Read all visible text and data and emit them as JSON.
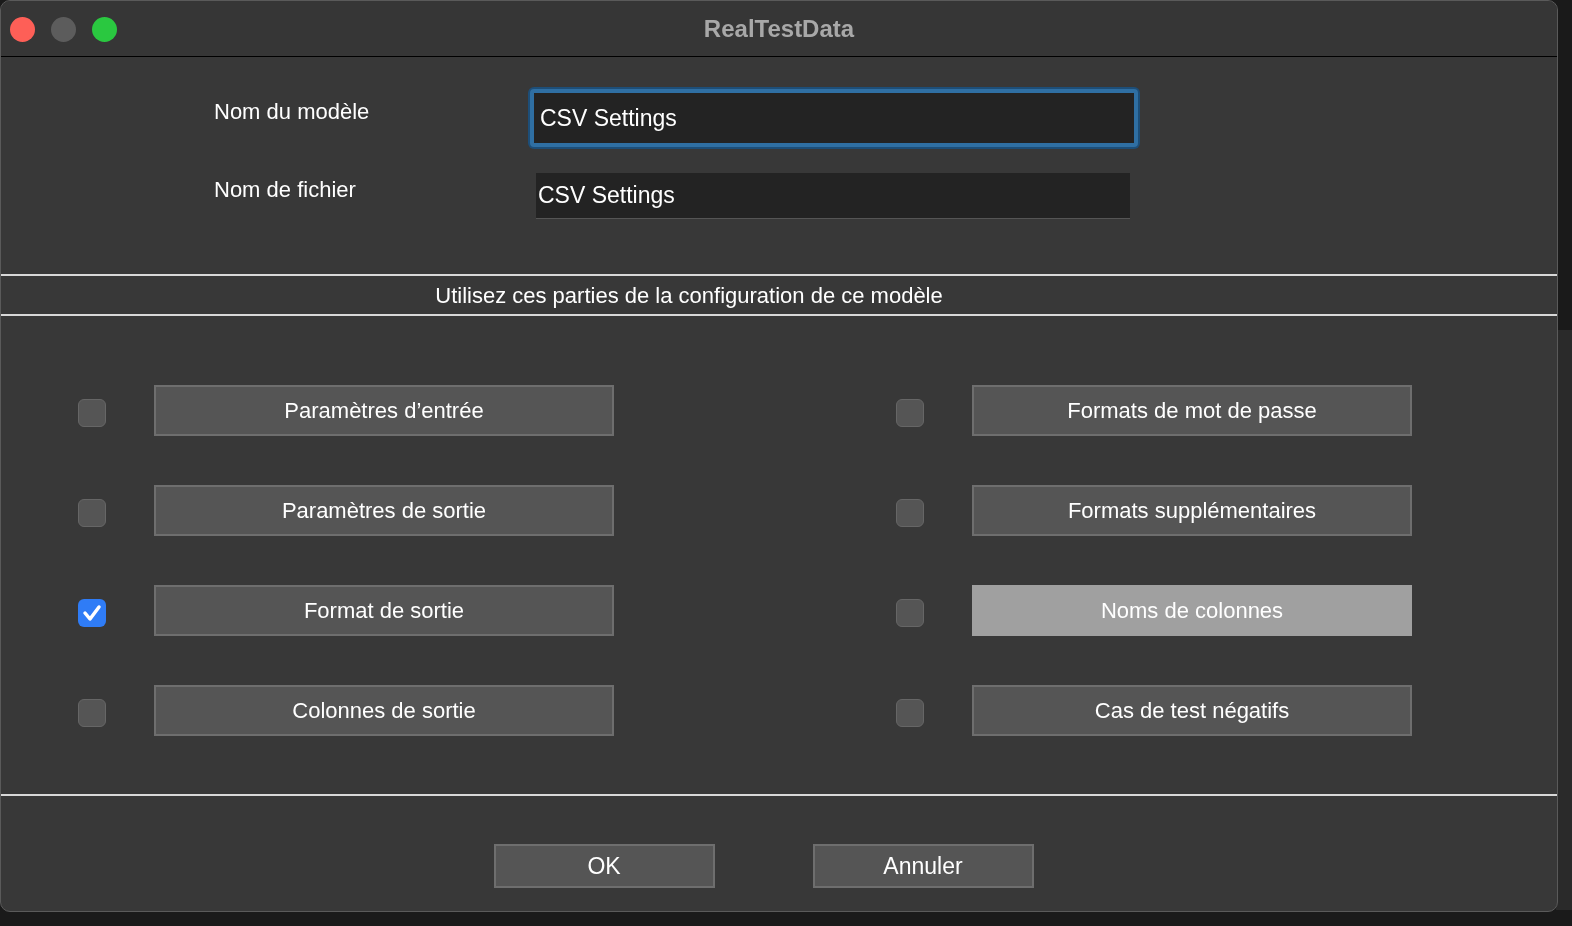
{
  "window": {
    "title": "RealTestData"
  },
  "fields": [
    {
      "label": "Nom du modèle",
      "value": "CSV Settings",
      "focused": true
    },
    {
      "label": "Nom de fichier",
      "value": "CSV Settings",
      "focused": false
    }
  ],
  "section_title": "Utilisez ces parties de la configuration de ce modèle",
  "options": [
    {
      "label": "Paramètres d’entrée",
      "checked": false,
      "selected": false
    },
    {
      "label": "Formats de mot de passe",
      "checked": false,
      "selected": false
    },
    {
      "label": "Paramètres de sortie",
      "checked": false,
      "selected": false
    },
    {
      "label": "Formats supplémentaires",
      "checked": false,
      "selected": false
    },
    {
      "label": "Format de sortie",
      "checked": true,
      "selected": false
    },
    {
      "label": "Noms de colonnes",
      "checked": false,
      "selected": true
    },
    {
      "label": "Colonnes de sortie",
      "checked": false,
      "selected": false
    },
    {
      "label": "Cas de test négatifs",
      "checked": false,
      "selected": false
    }
  ],
  "buttons": [
    "OK",
    "Annuler"
  ]
}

######

__Work to be completed__. Transcribe all of the material exactly, leaving out whatever pictures it contains.

__Exercise response__.
Read all visible text and data and emit them as JSON.
{
  "window": {
    "title": "RealTestData"
  },
  "fields": [
    {
      "label": "Nom du modèle",
      "value": "CSV Settings",
      "focused": true
    },
    {
      "label": "Nom de fichier",
      "value": "CSV Settings",
      "focused": false
    }
  ],
  "section_title": "Utilisez ces parties de la configuration de ce modèle",
  "options": [
    {
      "label": "Paramètres d’entrée",
      "checked": false,
      "selected": false
    },
    {
      "label": "Formats de mot de passe",
      "checked": false,
      "selected": false
    },
    {
      "label": "Paramètres de sortie",
      "checked": false,
      "selected": false
    },
    {
      "label": "Formats supplémentaires",
      "checked": false,
      "selected": false
    },
    {
      "label": "Format de sortie",
      "checked": true,
      "selected": false
    },
    {
      "label": "Noms de colonnes",
      "checked": false,
      "selected": true
    },
    {
      "label": "Colonnes de sortie",
      "checked": false,
      "selected": false
    },
    {
      "label": "Cas de test négatifs",
      "checked": false,
      "selected": false
    }
  ],
  "buttons": [
    "OK",
    "Annuler"
  ]
}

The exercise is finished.